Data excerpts
(begin)

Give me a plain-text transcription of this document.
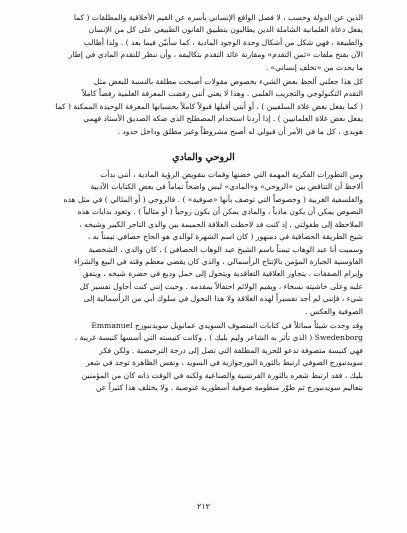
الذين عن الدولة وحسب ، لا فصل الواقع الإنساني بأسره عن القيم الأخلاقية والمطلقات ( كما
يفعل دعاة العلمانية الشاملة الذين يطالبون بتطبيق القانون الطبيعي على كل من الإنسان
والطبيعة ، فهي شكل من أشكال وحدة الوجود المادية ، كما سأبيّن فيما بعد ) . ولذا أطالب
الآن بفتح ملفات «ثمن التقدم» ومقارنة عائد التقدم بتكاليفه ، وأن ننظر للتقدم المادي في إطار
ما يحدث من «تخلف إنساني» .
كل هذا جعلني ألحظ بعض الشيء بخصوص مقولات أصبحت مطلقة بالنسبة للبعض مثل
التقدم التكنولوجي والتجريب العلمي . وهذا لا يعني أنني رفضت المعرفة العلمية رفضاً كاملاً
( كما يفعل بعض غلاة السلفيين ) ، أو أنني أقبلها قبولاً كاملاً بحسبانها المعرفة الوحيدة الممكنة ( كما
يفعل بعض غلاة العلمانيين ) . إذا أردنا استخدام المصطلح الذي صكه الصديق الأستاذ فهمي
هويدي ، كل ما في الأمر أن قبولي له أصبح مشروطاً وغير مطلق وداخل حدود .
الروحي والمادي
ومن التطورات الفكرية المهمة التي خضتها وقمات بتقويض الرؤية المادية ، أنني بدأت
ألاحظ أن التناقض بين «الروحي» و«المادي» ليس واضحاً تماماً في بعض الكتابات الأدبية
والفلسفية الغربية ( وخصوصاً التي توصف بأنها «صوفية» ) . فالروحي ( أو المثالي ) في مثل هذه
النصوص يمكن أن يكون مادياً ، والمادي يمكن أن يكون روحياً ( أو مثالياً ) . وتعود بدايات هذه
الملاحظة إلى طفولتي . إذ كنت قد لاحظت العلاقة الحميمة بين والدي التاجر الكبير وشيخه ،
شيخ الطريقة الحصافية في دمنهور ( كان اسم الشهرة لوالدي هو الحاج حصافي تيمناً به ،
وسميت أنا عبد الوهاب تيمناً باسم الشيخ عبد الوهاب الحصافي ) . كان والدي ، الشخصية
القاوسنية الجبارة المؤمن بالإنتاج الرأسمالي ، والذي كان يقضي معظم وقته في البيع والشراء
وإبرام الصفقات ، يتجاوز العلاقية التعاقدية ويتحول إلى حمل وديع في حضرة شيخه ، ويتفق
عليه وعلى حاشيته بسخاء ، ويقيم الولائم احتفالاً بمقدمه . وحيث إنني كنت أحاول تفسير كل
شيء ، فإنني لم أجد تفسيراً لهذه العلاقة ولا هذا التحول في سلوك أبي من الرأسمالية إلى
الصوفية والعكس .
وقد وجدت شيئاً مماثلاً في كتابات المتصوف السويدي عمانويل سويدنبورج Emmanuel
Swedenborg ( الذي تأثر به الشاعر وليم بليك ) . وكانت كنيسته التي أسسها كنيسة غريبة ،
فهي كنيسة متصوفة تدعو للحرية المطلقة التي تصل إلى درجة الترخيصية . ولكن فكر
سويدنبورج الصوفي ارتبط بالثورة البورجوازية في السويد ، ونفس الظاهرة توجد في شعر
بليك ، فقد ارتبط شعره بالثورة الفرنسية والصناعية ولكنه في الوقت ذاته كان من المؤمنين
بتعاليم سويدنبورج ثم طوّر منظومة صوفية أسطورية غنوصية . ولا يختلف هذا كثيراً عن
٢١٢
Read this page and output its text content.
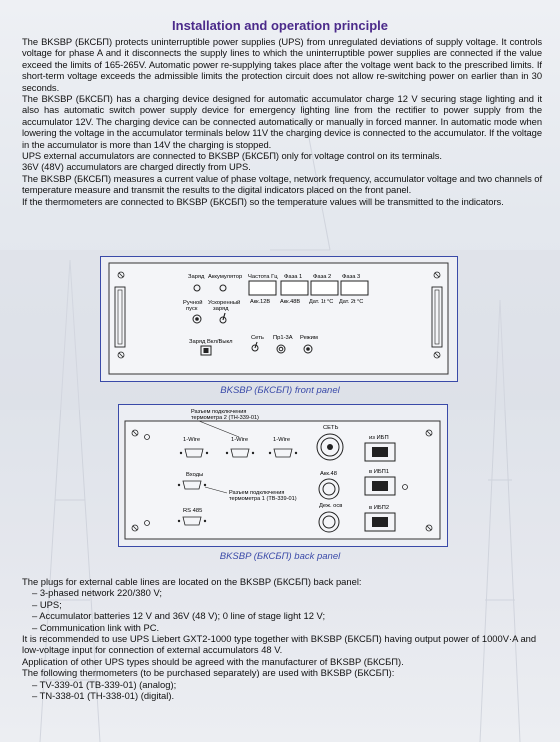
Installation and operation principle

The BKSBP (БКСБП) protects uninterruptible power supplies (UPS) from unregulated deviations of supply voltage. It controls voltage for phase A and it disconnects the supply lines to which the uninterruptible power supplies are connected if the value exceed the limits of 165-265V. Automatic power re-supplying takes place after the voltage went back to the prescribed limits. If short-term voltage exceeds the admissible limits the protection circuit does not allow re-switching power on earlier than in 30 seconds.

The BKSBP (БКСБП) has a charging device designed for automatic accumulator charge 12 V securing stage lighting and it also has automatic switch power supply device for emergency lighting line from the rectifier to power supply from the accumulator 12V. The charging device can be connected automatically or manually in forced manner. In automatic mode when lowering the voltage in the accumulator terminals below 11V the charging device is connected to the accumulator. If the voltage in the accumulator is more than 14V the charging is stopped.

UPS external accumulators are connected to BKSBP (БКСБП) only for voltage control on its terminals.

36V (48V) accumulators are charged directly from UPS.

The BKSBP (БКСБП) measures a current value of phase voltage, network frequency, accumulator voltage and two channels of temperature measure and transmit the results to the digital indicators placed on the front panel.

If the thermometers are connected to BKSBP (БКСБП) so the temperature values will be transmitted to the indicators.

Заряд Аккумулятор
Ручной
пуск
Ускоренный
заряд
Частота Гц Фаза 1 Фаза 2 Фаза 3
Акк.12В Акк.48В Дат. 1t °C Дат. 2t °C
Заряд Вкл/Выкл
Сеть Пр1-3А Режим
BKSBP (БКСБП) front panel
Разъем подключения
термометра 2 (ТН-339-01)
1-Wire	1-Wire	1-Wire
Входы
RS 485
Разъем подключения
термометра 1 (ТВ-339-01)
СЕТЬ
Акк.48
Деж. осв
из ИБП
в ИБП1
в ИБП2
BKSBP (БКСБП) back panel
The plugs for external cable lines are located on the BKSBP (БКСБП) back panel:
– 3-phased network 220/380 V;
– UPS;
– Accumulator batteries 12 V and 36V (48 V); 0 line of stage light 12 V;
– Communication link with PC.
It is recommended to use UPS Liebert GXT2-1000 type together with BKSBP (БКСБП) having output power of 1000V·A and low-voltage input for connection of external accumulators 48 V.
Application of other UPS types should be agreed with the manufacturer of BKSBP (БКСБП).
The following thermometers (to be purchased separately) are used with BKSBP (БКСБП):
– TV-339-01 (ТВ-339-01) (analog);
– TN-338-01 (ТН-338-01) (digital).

(end)
(begin)

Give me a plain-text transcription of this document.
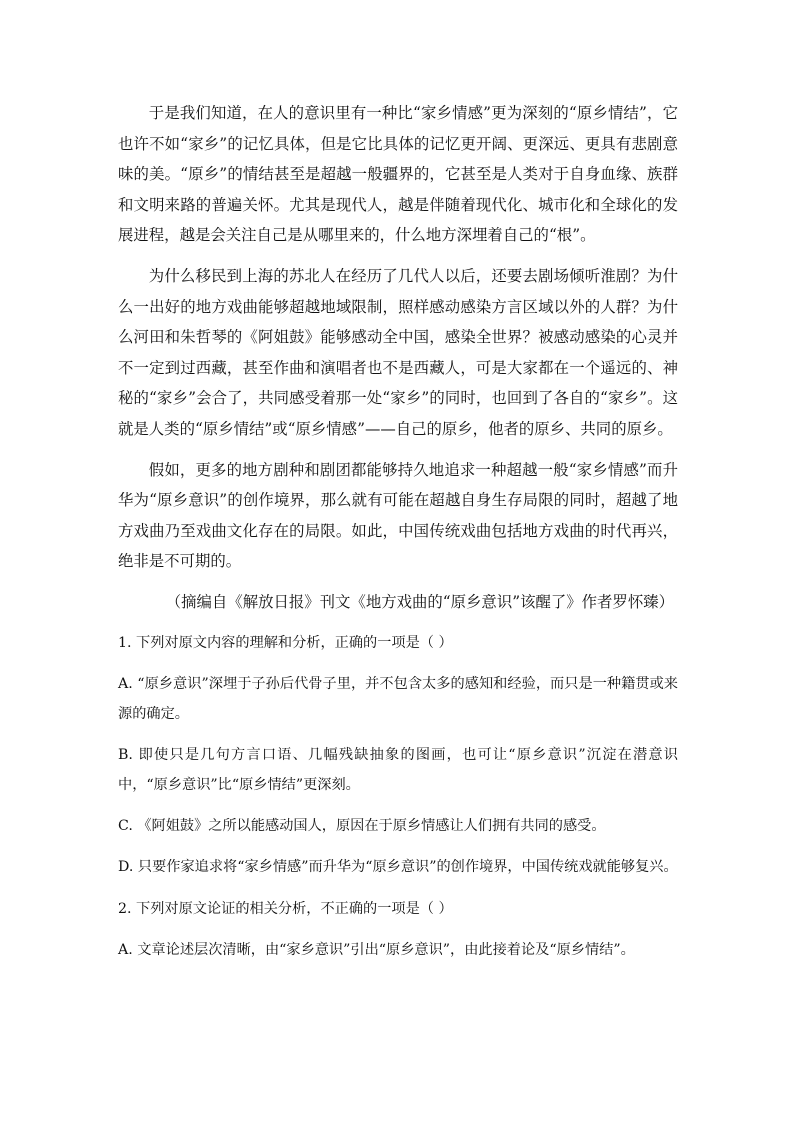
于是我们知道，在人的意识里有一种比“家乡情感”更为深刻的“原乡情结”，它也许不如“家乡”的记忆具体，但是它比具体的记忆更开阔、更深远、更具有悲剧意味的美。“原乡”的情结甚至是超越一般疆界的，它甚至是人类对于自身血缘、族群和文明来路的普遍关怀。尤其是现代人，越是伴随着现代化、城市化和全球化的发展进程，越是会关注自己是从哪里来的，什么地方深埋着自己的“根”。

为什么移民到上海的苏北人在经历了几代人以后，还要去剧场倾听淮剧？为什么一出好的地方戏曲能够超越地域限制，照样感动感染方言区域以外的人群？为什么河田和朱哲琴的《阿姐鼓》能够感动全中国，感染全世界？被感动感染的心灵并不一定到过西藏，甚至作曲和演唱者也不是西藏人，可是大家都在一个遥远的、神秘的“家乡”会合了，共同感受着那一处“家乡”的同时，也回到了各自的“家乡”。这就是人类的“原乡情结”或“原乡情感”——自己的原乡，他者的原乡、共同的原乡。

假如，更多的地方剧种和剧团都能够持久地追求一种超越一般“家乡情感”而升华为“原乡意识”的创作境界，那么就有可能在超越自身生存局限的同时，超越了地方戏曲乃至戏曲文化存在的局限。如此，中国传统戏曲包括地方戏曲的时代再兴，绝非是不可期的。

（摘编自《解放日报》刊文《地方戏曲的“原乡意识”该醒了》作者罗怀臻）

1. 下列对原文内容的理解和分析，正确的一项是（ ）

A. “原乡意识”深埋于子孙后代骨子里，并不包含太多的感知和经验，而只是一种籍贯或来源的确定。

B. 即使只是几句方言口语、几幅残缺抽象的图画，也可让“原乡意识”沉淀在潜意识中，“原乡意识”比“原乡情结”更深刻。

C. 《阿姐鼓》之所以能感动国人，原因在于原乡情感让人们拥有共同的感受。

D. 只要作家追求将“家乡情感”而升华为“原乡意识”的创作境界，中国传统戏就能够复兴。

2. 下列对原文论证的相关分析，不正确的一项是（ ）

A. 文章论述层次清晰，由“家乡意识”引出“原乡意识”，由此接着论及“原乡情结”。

(end)
(begin)

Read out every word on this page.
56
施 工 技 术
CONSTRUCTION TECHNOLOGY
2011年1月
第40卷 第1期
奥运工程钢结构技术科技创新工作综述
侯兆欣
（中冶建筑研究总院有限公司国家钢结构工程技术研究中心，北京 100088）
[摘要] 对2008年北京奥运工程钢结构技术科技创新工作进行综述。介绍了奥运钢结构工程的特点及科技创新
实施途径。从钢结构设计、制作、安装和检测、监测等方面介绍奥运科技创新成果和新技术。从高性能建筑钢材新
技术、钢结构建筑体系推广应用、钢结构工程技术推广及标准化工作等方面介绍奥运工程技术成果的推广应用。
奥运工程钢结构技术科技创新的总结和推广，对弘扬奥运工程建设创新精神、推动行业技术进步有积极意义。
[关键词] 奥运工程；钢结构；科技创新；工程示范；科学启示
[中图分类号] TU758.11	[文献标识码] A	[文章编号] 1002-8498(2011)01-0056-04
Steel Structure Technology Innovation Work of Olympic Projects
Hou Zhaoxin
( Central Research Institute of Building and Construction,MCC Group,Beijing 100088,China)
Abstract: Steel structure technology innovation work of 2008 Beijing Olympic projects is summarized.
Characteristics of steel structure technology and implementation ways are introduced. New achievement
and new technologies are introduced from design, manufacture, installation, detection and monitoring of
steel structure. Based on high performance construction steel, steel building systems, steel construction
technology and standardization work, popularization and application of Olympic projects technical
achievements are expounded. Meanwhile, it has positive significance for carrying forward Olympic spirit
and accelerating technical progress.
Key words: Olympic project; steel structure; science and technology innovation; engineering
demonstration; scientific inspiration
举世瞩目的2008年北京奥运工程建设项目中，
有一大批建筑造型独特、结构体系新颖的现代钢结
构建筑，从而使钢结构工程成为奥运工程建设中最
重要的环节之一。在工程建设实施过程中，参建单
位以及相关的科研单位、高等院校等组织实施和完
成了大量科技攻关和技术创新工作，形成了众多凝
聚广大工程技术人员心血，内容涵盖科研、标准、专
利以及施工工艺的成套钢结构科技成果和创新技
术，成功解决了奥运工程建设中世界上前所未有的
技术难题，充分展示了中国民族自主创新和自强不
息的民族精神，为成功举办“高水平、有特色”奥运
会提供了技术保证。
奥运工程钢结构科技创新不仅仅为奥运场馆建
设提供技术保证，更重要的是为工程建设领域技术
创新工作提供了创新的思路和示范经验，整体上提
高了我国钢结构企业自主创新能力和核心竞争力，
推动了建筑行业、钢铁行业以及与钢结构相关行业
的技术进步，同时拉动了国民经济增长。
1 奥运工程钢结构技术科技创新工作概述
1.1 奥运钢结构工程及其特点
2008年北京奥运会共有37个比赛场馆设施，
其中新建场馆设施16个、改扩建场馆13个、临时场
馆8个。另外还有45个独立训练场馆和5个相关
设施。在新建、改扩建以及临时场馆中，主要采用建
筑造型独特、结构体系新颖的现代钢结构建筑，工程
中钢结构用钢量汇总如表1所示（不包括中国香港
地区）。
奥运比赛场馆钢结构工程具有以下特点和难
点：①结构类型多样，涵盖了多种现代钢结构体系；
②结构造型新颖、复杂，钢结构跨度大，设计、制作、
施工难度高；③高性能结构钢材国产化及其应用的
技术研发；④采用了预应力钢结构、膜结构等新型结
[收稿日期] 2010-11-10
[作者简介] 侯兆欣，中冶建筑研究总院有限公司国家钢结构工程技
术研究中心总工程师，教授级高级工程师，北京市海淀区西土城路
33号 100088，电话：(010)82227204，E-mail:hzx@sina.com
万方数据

(end)

Work to complete:
List each line holding the string "output".

Solved problem:
Read this page and output its text content.
It is recommended to use UPS Liebert GXT2-1000 type together with BKSBP (БКСБП) having output power of 1000V·A and low-voltage input for connection of external accumulators 48 V.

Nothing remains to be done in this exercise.